(Extracted data entries)
..............................

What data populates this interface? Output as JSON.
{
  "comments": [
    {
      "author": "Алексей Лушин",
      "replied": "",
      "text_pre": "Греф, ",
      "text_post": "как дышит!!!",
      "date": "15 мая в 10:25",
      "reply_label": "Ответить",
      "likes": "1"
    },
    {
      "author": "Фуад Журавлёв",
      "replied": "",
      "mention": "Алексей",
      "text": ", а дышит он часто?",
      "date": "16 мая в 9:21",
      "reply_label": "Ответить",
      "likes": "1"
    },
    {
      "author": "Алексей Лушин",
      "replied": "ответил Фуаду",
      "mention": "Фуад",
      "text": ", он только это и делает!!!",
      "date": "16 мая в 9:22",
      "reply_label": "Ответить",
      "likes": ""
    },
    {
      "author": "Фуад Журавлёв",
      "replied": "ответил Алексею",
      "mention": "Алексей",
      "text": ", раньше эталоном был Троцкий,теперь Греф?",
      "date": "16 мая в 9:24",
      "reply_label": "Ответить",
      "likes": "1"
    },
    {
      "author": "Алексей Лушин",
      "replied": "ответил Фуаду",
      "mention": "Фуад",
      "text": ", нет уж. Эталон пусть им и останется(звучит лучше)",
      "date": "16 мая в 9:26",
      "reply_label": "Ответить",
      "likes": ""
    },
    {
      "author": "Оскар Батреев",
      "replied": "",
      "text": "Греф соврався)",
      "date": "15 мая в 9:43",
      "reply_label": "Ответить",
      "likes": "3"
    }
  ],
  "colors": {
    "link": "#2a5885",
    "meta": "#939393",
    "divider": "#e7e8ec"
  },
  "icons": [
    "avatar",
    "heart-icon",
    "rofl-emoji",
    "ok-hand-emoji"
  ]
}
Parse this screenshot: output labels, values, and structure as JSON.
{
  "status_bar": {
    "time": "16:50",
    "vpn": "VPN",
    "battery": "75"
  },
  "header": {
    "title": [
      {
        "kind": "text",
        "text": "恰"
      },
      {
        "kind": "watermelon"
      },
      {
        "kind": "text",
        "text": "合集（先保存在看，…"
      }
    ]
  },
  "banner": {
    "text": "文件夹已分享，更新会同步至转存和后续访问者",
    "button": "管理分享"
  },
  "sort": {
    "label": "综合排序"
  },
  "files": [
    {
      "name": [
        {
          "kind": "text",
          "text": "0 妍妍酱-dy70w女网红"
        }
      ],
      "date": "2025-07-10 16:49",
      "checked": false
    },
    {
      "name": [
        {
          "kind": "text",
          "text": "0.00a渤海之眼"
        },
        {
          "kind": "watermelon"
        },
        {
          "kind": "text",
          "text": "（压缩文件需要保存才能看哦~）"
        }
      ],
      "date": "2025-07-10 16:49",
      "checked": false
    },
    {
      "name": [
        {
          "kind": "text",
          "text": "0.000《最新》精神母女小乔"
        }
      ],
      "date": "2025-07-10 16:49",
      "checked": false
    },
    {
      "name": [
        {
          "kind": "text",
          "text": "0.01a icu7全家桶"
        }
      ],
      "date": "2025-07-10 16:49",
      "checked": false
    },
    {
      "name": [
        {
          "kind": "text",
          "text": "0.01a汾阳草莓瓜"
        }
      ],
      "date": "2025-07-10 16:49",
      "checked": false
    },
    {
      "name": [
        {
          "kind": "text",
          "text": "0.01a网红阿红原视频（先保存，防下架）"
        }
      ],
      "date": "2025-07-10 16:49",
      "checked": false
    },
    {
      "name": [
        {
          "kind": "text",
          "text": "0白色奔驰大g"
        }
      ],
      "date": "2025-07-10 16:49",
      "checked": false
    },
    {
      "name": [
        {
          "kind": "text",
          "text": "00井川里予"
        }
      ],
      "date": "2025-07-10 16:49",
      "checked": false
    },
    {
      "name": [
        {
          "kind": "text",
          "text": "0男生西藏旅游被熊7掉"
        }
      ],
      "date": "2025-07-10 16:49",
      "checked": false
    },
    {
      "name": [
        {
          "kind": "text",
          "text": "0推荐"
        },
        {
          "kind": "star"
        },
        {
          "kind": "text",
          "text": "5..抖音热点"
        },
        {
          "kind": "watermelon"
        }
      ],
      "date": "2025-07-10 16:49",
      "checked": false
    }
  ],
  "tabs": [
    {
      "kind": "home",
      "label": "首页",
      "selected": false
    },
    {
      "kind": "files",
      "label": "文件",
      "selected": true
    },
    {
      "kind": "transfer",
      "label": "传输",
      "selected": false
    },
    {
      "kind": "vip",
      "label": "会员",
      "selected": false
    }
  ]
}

..............................

Exercise details:
The records above must be output exactly, in full.

Written answer:
What data populates this interface? Output as JSON.
{
  "comments": [
    {
      "author": "Алексей Лушин",
      "replied": "",
      "text_pre": "Греф, ",
      "text_post": "как дышит!!!",
      "date": "15 мая в 10:25",
      "reply_label": "Ответить",
      "likes": "1"
    },
    {
      "author": "Фуад Журавлёв",
      "replied": "",
      "mention": "Алексей",
      "text": ", а дышит он часто?",
      "date": "16 мая в 9:21",
      "reply_label": "Ответить",
      "likes": "1"
    },
    {
      "author": "Алексей Лушин",
      "replied": "ответил Фуаду",
      "mention": "Фуад",
      "text": ", он только это и делает!!!",
      "date": "16 мая в 9:22",
      "reply_label": "Ответить",
      "likes": ""
    },
    {
      "author": "Фуад Журавлёв",
      "replied": "ответил Алексею",
      "mention": "Алексей",
      "text": ", раньше эталоном был Троцкий,теперь Греф?",
      "date": "16 мая в 9:24",
      "reply_label": "Ответить",
      "likes": "1"
    },
    {
      "author": "Алексей Лушин",
      "replied": "ответил Фуаду",
      "mention": "Фуад",
      "text": ", нет уж. Эталон пусть им и останется(звучит лучше)",
      "date": "16 мая в 9:26",
      "reply_label": "Ответить",
      "likes": ""
    },
    {
      "author": "Оскар Батреев",
      "replied": "",
      "text": "Греф соврався)",
      "date": "15 мая в 9:43",
      "reply_label": "Ответить",
      "likes": "3"
    }
  ],
  "colors": {
    "link": "#2a5885",
    "meta": "#939393",
    "divider": "#e7e8ec"
  },
  "icons": [
    "avatar",
    "heart-icon",
    "rofl-emoji",
    "ok-hand-emoji"
  ]
}
Parse this screenshot: output labels, values, and structure as JSON.
{
  "status_bar": {
    "time": "16:50",
    "vpn": "VPN",
    "battery": "75"
  },
  "header": {
    "title": [
      {
        "kind": "text",
        "text": "恰"
      },
      {
        "kind": "watermelon"
      },
      {
        "kind": "text",
        "text": "合集（先保存在看，…"
      }
    ]
  },
  "banner": {
    "text": "文件夹已分享，更新会同步至转存和后续访问者",
    "button": "管理分享"
  },
  "sort": {
    "label": "综合排序"
  },
  "files": [
    {
      "name": [
        {
          "kind": "text",
          "text": "0 妍妍酱-dy70w女网红"
        }
      ],
      "date": "2025-07-10 16:49",
      "checked": false
    },
    {
      "name": [
        {
          "kind": "text",
          "text": "0.00a渤海之眼"
        },
        {
          "kind": "watermelon"
        },
        {
          "kind": "text",
          "text": "（压缩文件需要保存才能看哦~）"
        }
      ],
      "date": "2025-07-10 16:49",
      "checked": false
    },
    {
      "name": [
        {
          "kind": "text",
          "text": "0.000《最新》精神母女小乔"
        }
      ],
      "date": "2025-07-10 16:49",
      "checked": false
    },
    {
      "name": [
        {
          "kind": "text",
          "text": "0.01a icu7全家桶"
        }
      ],
      "date": "2025-07-10 16:49",
      "checked": false
    },
    {
      "name": [
        {
          "kind": "text",
          "text": "0.01a汾阳草莓瓜"
        }
      ],
      "date": "2025-07-10 16:49",
      "checked": false
    },
    {
      "name": [
        {
          "kind": "text",
          "text": "0.01a网红阿红原视频（先保存，防下架）"
        }
      ],
      "date": "2025-07-10 16:49",
      "checked": false
    },
    {
      "name": [
        {
          "kind": "text",
          "text": "0白色奔驰大g"
        }
      ],
      "date": "2025-07-10 16:49",
      "checked": false
    },
    {
      "name": [
        {
          "kind": "text",
          "text": "00井川里予"
        }
      ],
      "date": "2025-07-10 16:49",
      "checked": false
    },
    {
      "name": [
        {
          "kind": "text",
          "text": "0男生西藏旅游被熊7掉"
        }
      ],
      "date": "2025-07-10 16:49",
      "checked": false
    },
    {
      "name": [
        {
          "kind": "text",
          "text": "0推荐"
        },
        {
          "kind": "star"
        },
        {
          "kind": "text",
          "text": "5..抖音热点"
        },
        {
          "kind": "watermelon"
        }
      ],
      "date": "2025-07-10 16:49",
      "checked": false
    }
  ],
  "tabs": [
    {
      "kind": "home",
      "label": "首页",
      "selected": false
    },
    {
      "kind": "files",
      "label": "文件",
      "selected": true
    },
    {
      "kind": "transfer",
      "label": "传输",
      "selected": false
    },
    {
      "kind": "vip",
      "label": "会员",
      "selected": false
    }
  ]
}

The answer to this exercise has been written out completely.